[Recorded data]
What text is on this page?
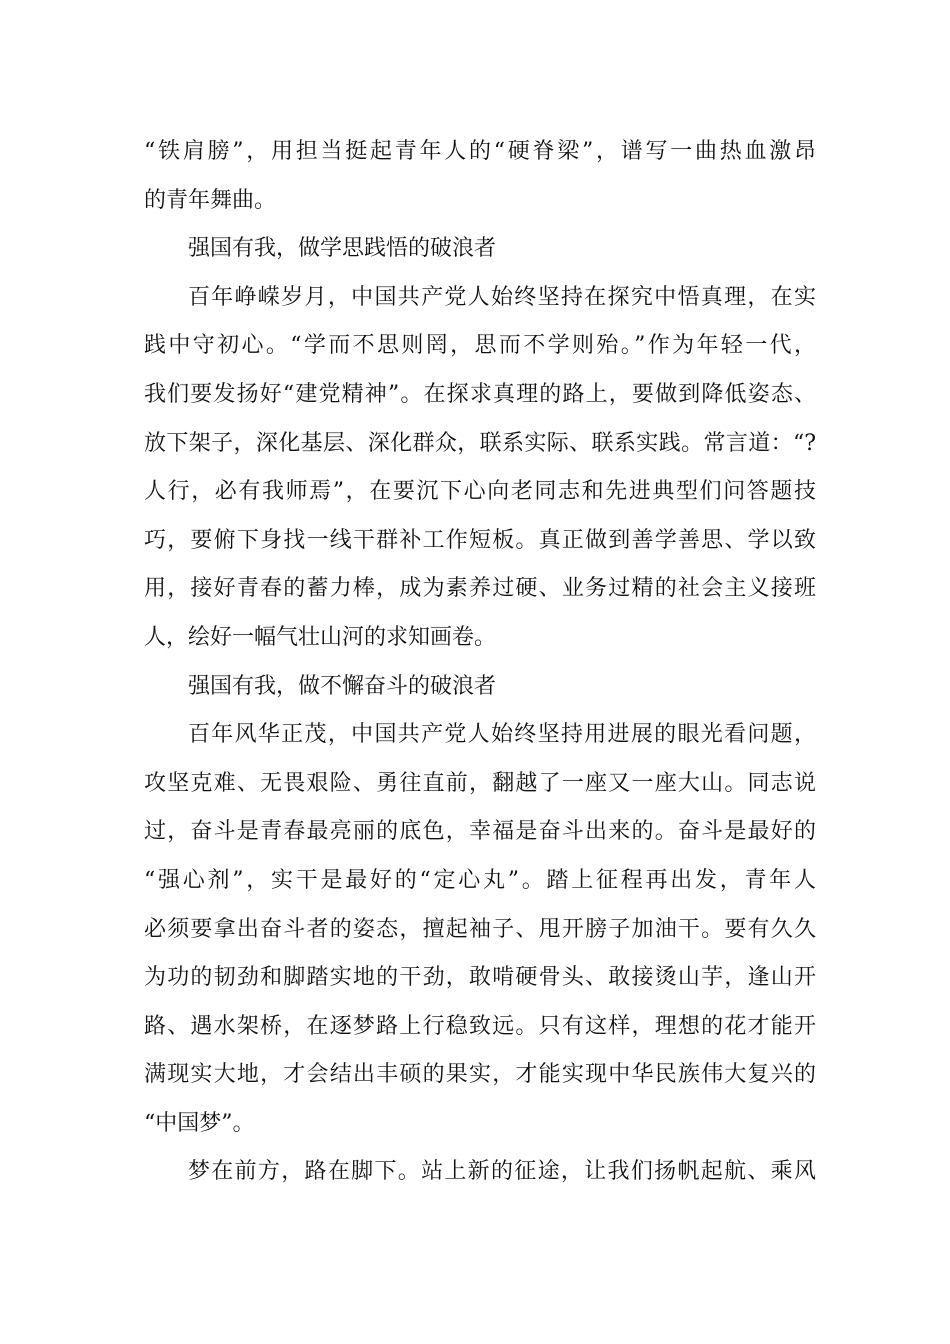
“铁肩膀”，用担当挺起青年人的“硬脊梁”，谱写一曲热血激昂
的青年舞曲。
强国有我，做学思践悟的破浪者
百年峥嵘岁月，中国共产党人始终坚持在探究中悟真理，在实
践中守初心。“学而不思则罔，思而不学则殆。”作为年轻一代，
我们要发扬好“建党精神”。在探求真理的路上，要做到降低姿态、
放下架子，深化基层、深化群众，联系实际、联系实践。常言道：“?
人行，必有我师焉”，在要沉下心向老同志和先进典型们问答题技
巧，要俯下身找一线干群补工作短板。真正做到善学善思、学以致
用，接好青春的蓄力棒，成为素养过硬、业务过精的社会主义接班
人，绘好一幅气壮山河的求知画卷。
强国有我，做不懈奋斗的破浪者
百年风华正茂，中国共产党人始终坚持用进展的眼光看问题，
攻坚克难、无畏艰险、勇往直前，翻越了一座又一座大山。同志说
过，奋斗是青春最亮丽的底色，幸福是奋斗出来的。奋斗是最好的
“强心剂”，实干是最好的“定心丸”。踏上征程再出发，青年人
必须要拿出奋斗者的姿态，擅起袖子、甩开膀子加油干。要有久久
为功的韧劲和脚踏实地的干劲，敢啃硬骨头、敢接烫山芋，逢山开
路、遇水架桥，在逐梦路上行稳致远。只有这样，理想的花才能开
满现实大地，才会结出丰硕的果实，才能实现中华民族伟大复兴的
“中国梦”。
梦在前方，路在脚下。站上新的征途，让我们扬帆起航、乘风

-- Exercise description --
The records above must be transcribed exactly. Pictures are left out of the copy.

-- Answer --
What text is on this page?
“铁肩膀”，用担当挺起青年人的“硬脊梁”，谱写一曲热血激昂
的青年舞曲。
强国有我，做学思践悟的破浪者
百年峥嵘岁月，中国共产党人始终坚持在探究中悟真理，在实
践中守初心。“学而不思则罔，思而不学则殆。”作为年轻一代，
我们要发扬好“建党精神”。在探求真理的路上，要做到降低姿态、
放下架子，深化基层、深化群众，联系实际、联系实践。常言道：“?
人行，必有我师焉”，在要沉下心向老同志和先进典型们问答题技
巧，要俯下身找一线干群补工作短板。真正做到善学善思、学以致
用，接好青春的蓄力棒，成为素养过硬、业务过精的社会主义接班
人，绘好一幅气壮山河的求知画卷。
强国有我，做不懈奋斗的破浪者
百年风华正茂，中国共产党人始终坚持用进展的眼光看问题，
攻坚克难、无畏艰险、勇往直前，翻越了一座又一座大山。同志说
过，奋斗是青春最亮丽的底色，幸福是奋斗出来的。奋斗是最好的
“强心剂”，实干是最好的“定心丸”。踏上征程再出发，青年人
必须要拿出奋斗者的姿态，擅起袖子、甩开膀子加油干。要有久久
为功的韧劲和脚踏实地的干劲，敢啃硬骨头、敢接烫山芋，逢山开
路、遇水架桥，在逐梦路上行稳致远。只有这样，理想的花才能开
满现实大地，才会结出丰硕的果实，才能实现中华民族伟大复兴的
“中国梦”。
梦在前方，路在脚下。站上新的征途，让我们扬帆起航、乘风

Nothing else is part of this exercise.